:: REQUIRED TASK ::
Retype the material word for word.

:: RAW RECORDS ::
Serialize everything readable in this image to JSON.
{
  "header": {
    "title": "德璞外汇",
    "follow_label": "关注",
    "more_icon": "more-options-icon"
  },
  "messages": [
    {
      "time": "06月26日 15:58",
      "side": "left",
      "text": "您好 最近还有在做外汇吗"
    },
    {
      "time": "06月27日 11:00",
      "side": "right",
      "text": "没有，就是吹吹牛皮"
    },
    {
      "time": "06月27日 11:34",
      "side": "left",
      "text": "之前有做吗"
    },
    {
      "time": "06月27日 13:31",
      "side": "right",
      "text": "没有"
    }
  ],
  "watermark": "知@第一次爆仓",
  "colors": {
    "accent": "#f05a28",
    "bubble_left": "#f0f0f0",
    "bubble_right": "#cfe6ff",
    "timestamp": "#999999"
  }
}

:: REPLY TO THE EXERCISE ::
Serialize everything readable in this image to JSON.
{
  "header": {
    "title": "德璞外汇",
    "follow_label": "关注",
    "more_icon": "more-options-icon"
  },
  "messages": [
    {
      "time": "06月26日 15:58",
      "side": "left",
      "text": "您好 最近还有在做外汇吗"
    },
    {
      "time": "06月27日 11:00",
      "side": "right",
      "text": "没有，就是吹吹牛皮"
    },
    {
      "time": "06月27日 11:34",
      "side": "left",
      "text": "之前有做吗"
    },
    {
      "time": "06月27日 13:31",
      "side": "right",
      "text": "没有"
    }
  ],
  "watermark": "知@第一次爆仓",
  "colors": {
    "accent": "#f05a28",
    "bubble_left": "#f0f0f0",
    "bubble_right": "#cfe6ff",
    "timestamp": "#999999"
  }
}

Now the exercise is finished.